(Excerpts from a figure dataset)
-*-
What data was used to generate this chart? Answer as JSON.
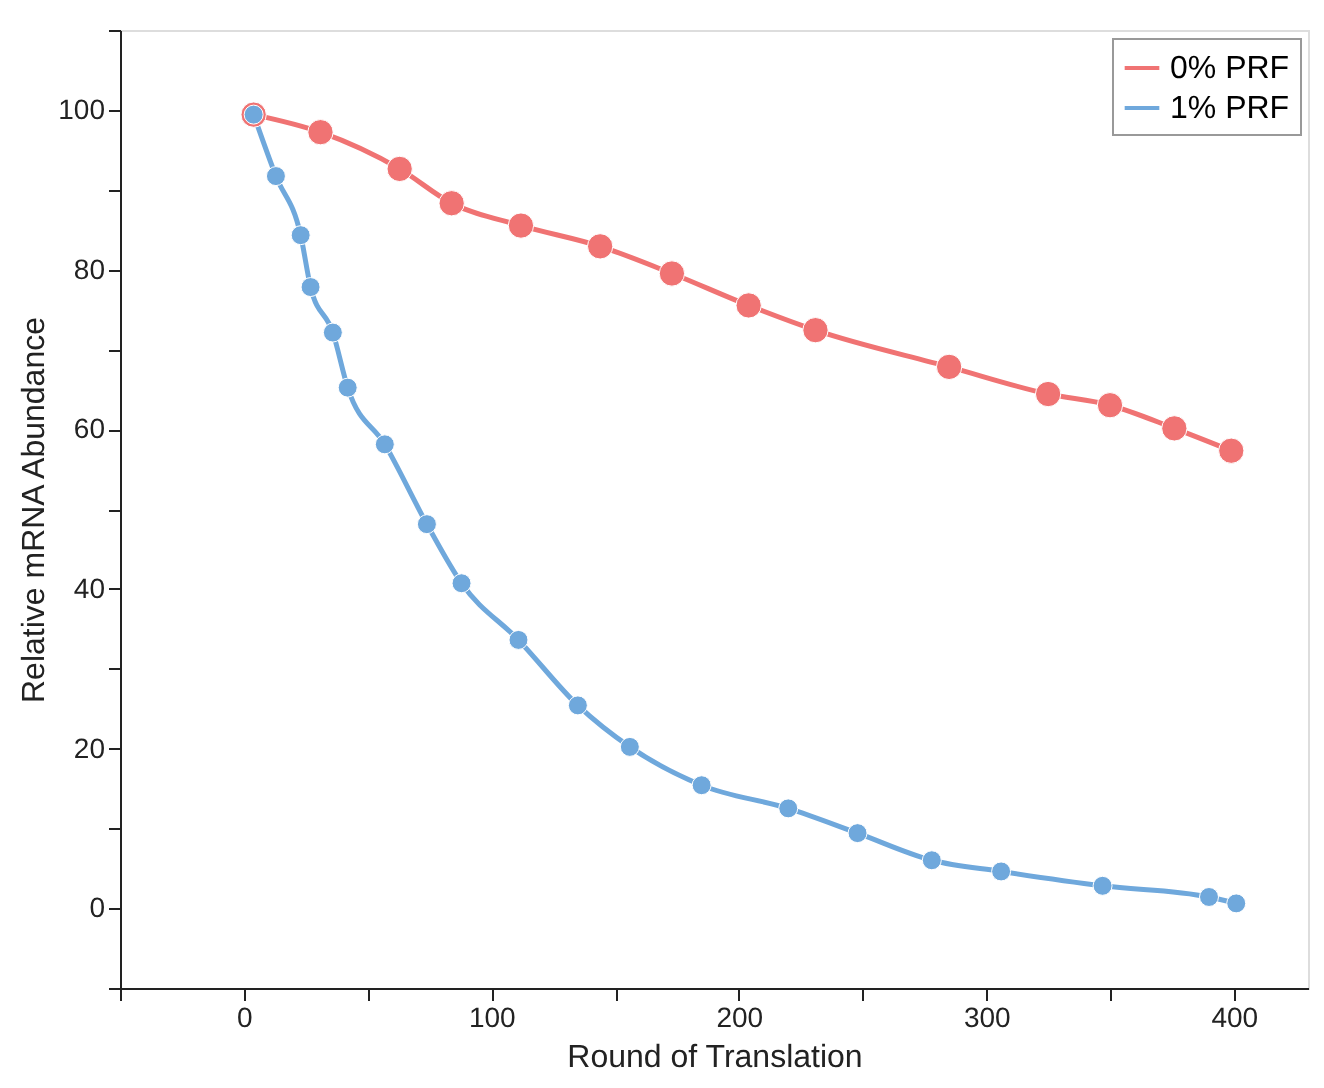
{
  "chart_data": {
    "type": "line",
    "xlabel": "Round of Translation",
    "ylabel": "Relative mRNA Abundance",
    "xlim": [
      -50,
      430
    ],
    "ylim": [
      -10,
      110
    ],
    "xticks": [
      {
        "value": -50,
        "label": null
      },
      0,
      {
        "value": 50,
        "label": null
      },
      100,
      {
        "value": 150,
        "label": null
      },
      200,
      {
        "value": 250,
        "label": null
      },
      300,
      {
        "value": 350,
        "label": null
      },
      400
    ],
    "yticks": [
      {
        "value": -10,
        "label": null
      },
      0,
      {
        "value": 10,
        "label": null
      },
      20,
      {
        "value": 30,
        "label": null
      },
      40,
      {
        "value": 50,
        "label": null
      },
      60,
      {
        "value": 70,
        "label": null
      },
      80,
      {
        "value": 90,
        "label": null
      },
      100,
      {
        "value": 110,
        "label": null
      }
    ],
    "grid": false,
    "legend": "top right",
    "marker": "circle",
    "line_style": "solid",
    "series": [
      {
        "name": "0% PRF",
        "color": "#f07373",
        "x": [
          4,
          31,
          63,
          84,
          112,
          144,
          173,
          204,
          231,
          285,
          325,
          350,
          376,
          399
        ],
        "values": [
          99.4,
          97.2,
          92.6,
          88.3,
          85.5,
          82.9,
          79.5,
          75.5,
          72.4,
          67.8,
          64.4,
          63.0,
          60.1,
          57.3
        ]
      },
      {
        "name": "1% PRF",
        "color": "#6fa8dc",
        "x": [
          4,
          13,
          23,
          27,
          36,
          42,
          57,
          74,
          88,
          111,
          135,
          156,
          185,
          220,
          248,
          278,
          306,
          347,
          390,
          401
        ],
        "values": [
          99.4,
          91.7,
          84.3,
          77.8,
          72.1,
          65.2,
          58.1,
          48.1,
          40.7,
          33.6,
          25.4,
          20.2,
          15.4,
          12.5,
          9.4,
          6.0,
          4.6,
          2.8,
          1.4,
          0.6
        ]
      }
    ]
  }
}
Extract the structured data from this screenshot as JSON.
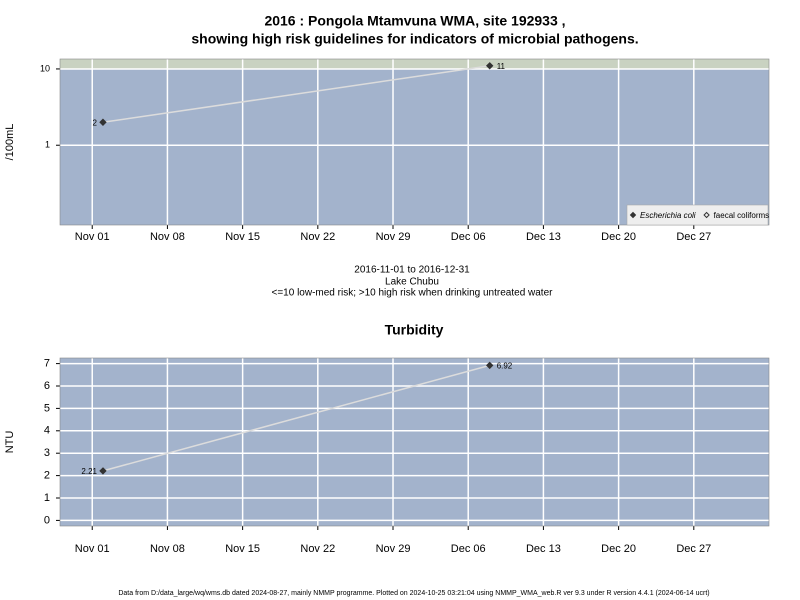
{
  "chart_data": [
    {
      "type": "line",
      "title": "2016 : Pongola Mtamvuna WMA, site 192933 ,",
      "subtitle": "showing high risk guidelines for indicators of microbial pathogens.",
      "notes": [
        "2016-11-01 to 2016-12-31",
        "Lake Chubu",
        "<=10 low-med risk; >10 high risk when drinking untreated water"
      ],
      "y_label": "/100mL",
      "log_scale": true,
      "threshold": 10,
      "band_color": "#c9d2c1",
      "background": "#a3b3cc",
      "grid": true,
      "legend": "bottom-right",
      "x": [
        "2016-11-02",
        "2016-12-08"
      ],
      "xlim": [
        "2016-10-29",
        "2017-01-03"
      ],
      "xticks": [
        {
          "value": "2016-11-01",
          "label": "Nov 01"
        },
        {
          "value": "2016-11-08",
          "label": "Nov 08"
        },
        {
          "value": "2016-11-15",
          "label": "Nov 15"
        },
        {
          "value": "2016-11-22",
          "label": "Nov 22"
        },
        {
          "value": "2016-11-29",
          "label": "Nov 29"
        },
        {
          "value": "2016-12-06",
          "label": "Dec 06"
        },
        {
          "value": "2016-12-13",
          "label": "Dec 13"
        },
        {
          "value": "2016-12-20",
          "label": "Dec 20"
        },
        {
          "value": "2016-12-27",
          "label": "Dec 27"
        }
      ],
      "ylim": [
        0.09,
        13.5
      ],
      "yticks": [
        1,
        10
      ],
      "series": [
        {
          "name": "Escherichia coli",
          "color": "#333333",
          "line_color": "#dcdcdc",
          "marker": "filled",
          "values": [
            2,
            11
          ]
        },
        {
          "name": "faecal coliforms",
          "color": "#333333",
          "line_color": "#dcdcdc",
          "marker": "open",
          "values": [
            null,
            null
          ]
        }
      ]
    },
    {
      "type": "line",
      "title": "Turbidity",
      "y_label": "NTU",
      "log_scale": false,
      "background": "#a3b3cc",
      "grid": true,
      "x": [
        "2016-11-02",
        "2016-12-08"
      ],
      "xlim": [
        "2016-10-29",
        "2017-01-03"
      ],
      "xticks": [
        {
          "value": "2016-11-01",
          "label": "Nov 01"
        },
        {
          "value": "2016-11-08",
          "label": "Nov 08"
        },
        {
          "value": "2016-11-15",
          "label": "Nov 15"
        },
        {
          "value": "2016-11-22",
          "label": "Nov 22"
        },
        {
          "value": "2016-11-29",
          "label": "Nov 29"
        },
        {
          "value": "2016-12-06",
          "label": "Dec 06"
        },
        {
          "value": "2016-12-13",
          "label": "Dec 13"
        },
        {
          "value": "2016-12-20",
          "label": "Dec 20"
        },
        {
          "value": "2016-12-27",
          "label": "Dec 27"
        }
      ],
      "ylim": [
        -0.25,
        7.25
      ],
      "yticks": [
        0,
        1,
        2,
        3,
        4,
        5,
        6,
        7
      ],
      "series": [
        {
          "name": "Turbidity",
          "color": "#333333",
          "line_color": "#dcdcdc",
          "marker": "filled",
          "values": [
            2.21,
            6.92
          ]
        }
      ]
    }
  ],
  "footer": "Data from D:/data_large/wq/wms.db dated 2024-08-27, mainly NMMP programme. Plotted on 2024-10-25 03:21:04 using NMMP_WMA_web.R ver 9.3 under R version 4.4.1 (2024-06-14 ucrt)"
}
-*-
> What you have to do: All of the entries above should be duplicated exactly, except for the pictures.

> Your response:
What data was used to generate this chart? Answer as JSON.
{
  "chart_data": {
    "type": "line",
    "xlabel": "Round of Translation",
    "ylabel": "Relative mRNA Abundance",
    "xlim": [
      -50,
      430
    ],
    "ylim": [
      -10,
      110
    ],
    "xticks": [
      {
        "value": -50,
        "label": null
      },
      0,
      {
        "value": 50,
        "label": null
      },
      100,
      {
        "value": 150,
        "label": null
      },
      200,
      {
        "value": 250,
        "label": null
      },
      300,
      {
        "value": 350,
        "label": null
      },
      400
    ],
    "yticks": [
      {
        "value": -10,
        "label": null
      },
      0,
      {
        "value": 10,
        "label": null
      },
      20,
      {
        "value": 30,
        "label": null
      },
      40,
      {
        "value": 50,
        "label": null
      },
      60,
      {
        "value": 70,
        "label": null
      },
      80,
      {
        "value": 90,
        "label": null
      },
      100,
      {
        "value": 110,
        "label": null
      }
    ],
    "grid": false,
    "legend": "top right",
    "marker": "circle",
    "line_style": "solid",
    "series": [
      {
        "name": "0% PRF",
        "color": "#f07373",
        "x": [
          4,
          31,
          63,
          84,
          112,
          144,
          173,
          204,
          231,
          285,
          325,
          350,
          376,
          399
        ],
        "values": [
          99.4,
          97.2,
          92.6,
          88.3,
          85.5,
          82.9,
          79.5,
          75.5,
          72.4,
          67.8,
          64.4,
          63.0,
          60.1,
          57.3
        ]
      },
      {
        "name": "1% PRF",
        "color": "#6fa8dc",
        "x": [
          4,
          13,
          23,
          27,
          36,
          42,
          57,
          74,
          88,
          111,
          135,
          156,
          185,
          220,
          248,
          278,
          306,
          347,
          390,
          401
        ],
        "values": [
          99.4,
          91.7,
          84.3,
          77.8,
          72.1,
          65.2,
          58.1,
          48.1,
          40.7,
          33.6,
          25.4,
          20.2,
          15.4,
          12.5,
          9.4,
          6.0,
          4.6,
          2.8,
          1.4,
          0.6
        ]
      }
    ]
  }
}
Extract the structured data from this screenshot as JSON.
{
  "chart_data": [
    {
      "type": "line",
      "title": "2016 : Pongola Mtamvuna WMA, site 192933 ,",
      "subtitle": "showing high risk guidelines for indicators of microbial pathogens.",
      "notes": [
        "2016-11-01 to 2016-12-31",
        "Lake Chubu",
        "<=10 low-med risk; >10 high risk when drinking untreated water"
      ],
      "y_label": "/100mL",
      "log_scale": true,
      "threshold": 10,
      "band_color": "#c9d2c1",
      "background": "#a3b3cc",
      "grid": true,
      "legend": "bottom-right",
      "x": [
        "2016-11-02",
        "2016-12-08"
      ],
      "xlim": [
        "2016-10-29",
        "2017-01-03"
      ],
      "xticks": [
        {
          "value": "2016-11-01",
          "label": "Nov 01"
        },
        {
          "value": "2016-11-08",
          "label": "Nov 08"
        },
        {
          "value": "2016-11-15",
          "label": "Nov 15"
        },
        {
          "value": "2016-11-22",
          "label": "Nov 22"
        },
        {
          "value": "2016-11-29",
          "label": "Nov 29"
        },
        {
          "value": "2016-12-06",
          "label": "Dec 06"
        },
        {
          "value": "2016-12-13",
          "label": "Dec 13"
        },
        {
          "value": "2016-12-20",
          "label": "Dec 20"
        },
        {
          "value": "2016-12-27",
          "label": "Dec 27"
        }
      ],
      "ylim": [
        0.09,
        13.5
      ],
      "yticks": [
        1,
        10
      ],
      "series": [
        {
          "name": "Escherichia coli",
          "color": "#333333",
          "line_color": "#dcdcdc",
          "marker": "filled",
          "values": [
            2,
            11
          ]
        },
        {
          "name": "faecal coliforms",
          "color": "#333333",
          "line_color": "#dcdcdc",
          "marker": "open",
          "values": [
            null,
            null
          ]
        }
      ]
    },
    {
      "type": "line",
      "title": "Turbidity",
      "y_label": "NTU",
      "log_scale": false,
      "background": "#a3b3cc",
      "grid": true,
      "x": [
        "2016-11-02",
        "2016-12-08"
      ],
      "xlim": [
        "2016-10-29",
        "2017-01-03"
      ],
      "xticks": [
        {
          "value": "2016-11-01",
          "label": "Nov 01"
        },
        {
          "value": "2016-11-08",
          "label": "Nov 08"
        },
        {
          "value": "2016-11-15",
          "label": "Nov 15"
        },
        {
          "value": "2016-11-22",
          "label": "Nov 22"
        },
        {
          "value": "2016-11-29",
          "label": "Nov 29"
        },
        {
          "value": "2016-12-06",
          "label": "Dec 06"
        },
        {
          "value": "2016-12-13",
          "label": "Dec 13"
        },
        {
          "value": "2016-12-20",
          "label": "Dec 20"
        },
        {
          "value": "2016-12-27",
          "label": "Dec 27"
        }
      ],
      "ylim": [
        -0.25,
        7.25
      ],
      "yticks": [
        0,
        1,
        2,
        3,
        4,
        5,
        6,
        7
      ],
      "series": [
        {
          "name": "Turbidity",
          "color": "#333333",
          "line_color": "#dcdcdc",
          "marker": "filled",
          "values": [
            2.21,
            6.92
          ]
        }
      ]
    }
  ],
  "footer": "Data from D:/data_large/wq/wms.db dated 2024-08-27, mainly NMMP programme. Plotted on 2024-10-25 03:21:04 using NMMP_WMA_web.R ver 9.3 under R version 4.4.1 (2024-06-14 ucrt)"
}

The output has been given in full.